PROMPT:
Omit every picture and output the rest of the records exactly as they are.

Stored data entries
•••••

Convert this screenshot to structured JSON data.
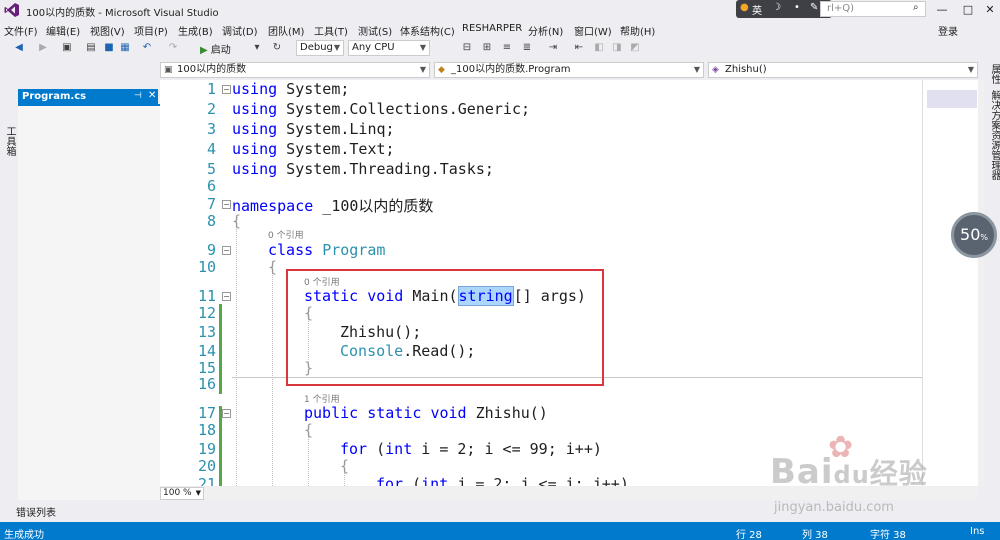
{
  "window": {
    "title": "100以内的质数 - Microsoft Visual Studio",
    "quick_launch_placeholder": "rl+Q)",
    "ime_label": "英",
    "login": "登录",
    "minimize": "—",
    "close": "✕"
  },
  "menu": [
    "文件(F)",
    "编辑(E)",
    "视图(V)",
    "项目(P)",
    "生成(B)",
    "调试(D)",
    "团队(M)",
    "工具(T)",
    "测试(S)",
    "体系结构(C)",
    "RESHARPER",
    "分析(N)",
    "窗口(W)",
    "帮助(H)"
  ],
  "toolbar": {
    "start_label": "启动",
    "config": "Debug",
    "platform": "Any CPU"
  },
  "left_strip": {
    "label": "工具箱"
  },
  "doc_tab": {
    "label": "Program.cs"
  },
  "navbar": {
    "project": "100以内的质数",
    "class": "_100以内的质数.Program",
    "member": "Zhishu()"
  },
  "editor": {
    "line_numbers": [
      "1",
      "2",
      "3",
      "4",
      "5",
      "6",
      "7",
      "8",
      "9",
      "10",
      "11",
      "12",
      "13",
      "14",
      "15",
      "16",
      "17",
      "18",
      "19",
      "20",
      "21"
    ],
    "ref_labels": [
      "0 个引用",
      "0 个引用",
      "1 个引用"
    ],
    "code": {
      "l1_kw": "using",
      "l1_rest": " System;",
      "l2_kw": "using",
      "l2_rest": " System.Collections.Generic;",
      "l3_kw": "using",
      "l3_rest": " System.Linq;",
      "l4_kw": "using",
      "l4_rest": " System.Text;",
      "l5_kw": "using",
      "l5_rest": " System.Threading.Tasks;",
      "l7_kw": "namespace",
      "l7_rest": " _100以内的质数",
      "l8": "{",
      "l9_kw": "class",
      "l9_ty": "Program",
      "l10": "{",
      "l11_kw1": "static",
      "l11_kw2": "void",
      "l11_name": " Main(",
      "l11_sel": "string",
      "l11_rest": "[] args)",
      "l12": "{",
      "l13": "Zhishu();",
      "l14_ty": "Console",
      "l14_rest": ".Read();",
      "l15": "}",
      "l17_kw1": "public",
      "l17_kw2": "static",
      "l17_kw3": "void",
      "l17_rest": " Zhishu()",
      "l18": "{",
      "l19_kw": "for",
      "l19_rest1": " (",
      "l19_kw2": "int",
      "l19_rest2": " i = 2; i <= 99; i++)",
      "l20": "{",
      "l21_kw": "for",
      "l21_rest1": " (",
      "l21_kw2": "int",
      "l21_rest2": " j = 2; j <= i; j++)"
    }
  },
  "right_strip": {
    "label1": "属性",
    "label2": "解决方案资源管理器"
  },
  "zoom_overlay": {
    "value": "50",
    "unit": "%"
  },
  "zoom_combo": "100 %",
  "error_list_tab": "错误列表",
  "status": {
    "message": "生成成功",
    "line": "行 28",
    "col": "列 38",
    "char": "字符 38",
    "mode": "Ins"
  },
  "watermark": {
    "brand": "Bai",
    "brand2": "经验",
    "url": "jingyan.baidu.com"
  },
  "colors": {
    "accent": "#007acc",
    "keyword": "#0000ff",
    "type": "#2b91af",
    "highlight_box": "#d9363e"
  }
}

•••••

PROBLEM SOLUTION:
Convert this screenshot to structured JSON data.
{
  "window": {
    "title": "100以内的质数 - Microsoft Visual Studio",
    "quick_launch_placeholder": "rl+Q)",
    "ime_label": "英",
    "login": "登录",
    "minimize": "—",
    "close": "✕"
  },
  "menu": [
    "文件(F)",
    "编辑(E)",
    "视图(V)",
    "项目(P)",
    "生成(B)",
    "调试(D)",
    "团队(M)",
    "工具(T)",
    "测试(S)",
    "体系结构(C)",
    "RESHARPER",
    "分析(N)",
    "窗口(W)",
    "帮助(H)"
  ],
  "toolbar": {
    "start_label": "启动",
    "config": "Debug",
    "platform": "Any CPU"
  },
  "left_strip": {
    "label": "工具箱"
  },
  "doc_tab": {
    "label": "Program.cs"
  },
  "navbar": {
    "project": "100以内的质数",
    "class": "_100以内的质数.Program",
    "member": "Zhishu()"
  },
  "editor": {
    "line_numbers": [
      "1",
      "2",
      "3",
      "4",
      "5",
      "6",
      "7",
      "8",
      "9",
      "10",
      "11",
      "12",
      "13",
      "14",
      "15",
      "16",
      "17",
      "18",
      "19",
      "20",
      "21"
    ],
    "ref_labels": [
      "0 个引用",
      "0 个引用",
      "1 个引用"
    ],
    "code": {
      "l1_kw": "using",
      "l1_rest": " System;",
      "l2_kw": "using",
      "l2_rest": " System.Collections.Generic;",
      "l3_kw": "using",
      "l3_rest": " System.Linq;",
      "l4_kw": "using",
      "l4_rest": " System.Text;",
      "l5_kw": "using",
      "l5_rest": " System.Threading.Tasks;",
      "l7_kw": "namespace",
      "l7_rest": " _100以内的质数",
      "l8": "{",
      "l9_kw": "class",
      "l9_ty": "Program",
      "l10": "{",
      "l11_kw1": "static",
      "l11_kw2": "void",
      "l11_name": " Main(",
      "l11_sel": "string",
      "l11_rest": "[] args)",
      "l12": "{",
      "l13": "Zhishu();",
      "l14_ty": "Console",
      "l14_rest": ".Read();",
      "l15": "}",
      "l17_kw1": "public",
      "l17_kw2": "static",
      "l17_kw3": "void",
      "l17_rest": " Zhishu()",
      "l18": "{",
      "l19_kw": "for",
      "l19_rest1": " (",
      "l19_kw2": "int",
      "l19_rest2": " i = 2; i <= 99; i++)",
      "l20": "{",
      "l21_kw": "for",
      "l21_rest1": " (",
      "l21_kw2": "int",
      "l21_rest2": " j = 2; j <= i; j++)"
    }
  },
  "right_strip": {
    "label1": "属性",
    "label2": "解决方案资源管理器"
  },
  "zoom_overlay": {
    "value": "50",
    "unit": "%"
  },
  "zoom_combo": "100 %",
  "error_list_tab": "错误列表",
  "status": {
    "message": "生成成功",
    "line": "行 28",
    "col": "列 38",
    "char": "字符 38",
    "mode": "Ins"
  },
  "watermark": {
    "brand": "Bai",
    "brand2": "经验",
    "url": "jingyan.baidu.com"
  },
  "colors": {
    "accent": "#007acc",
    "keyword": "#0000ff",
    "type": "#2b91af",
    "highlight_box": "#d9363e"
  }
}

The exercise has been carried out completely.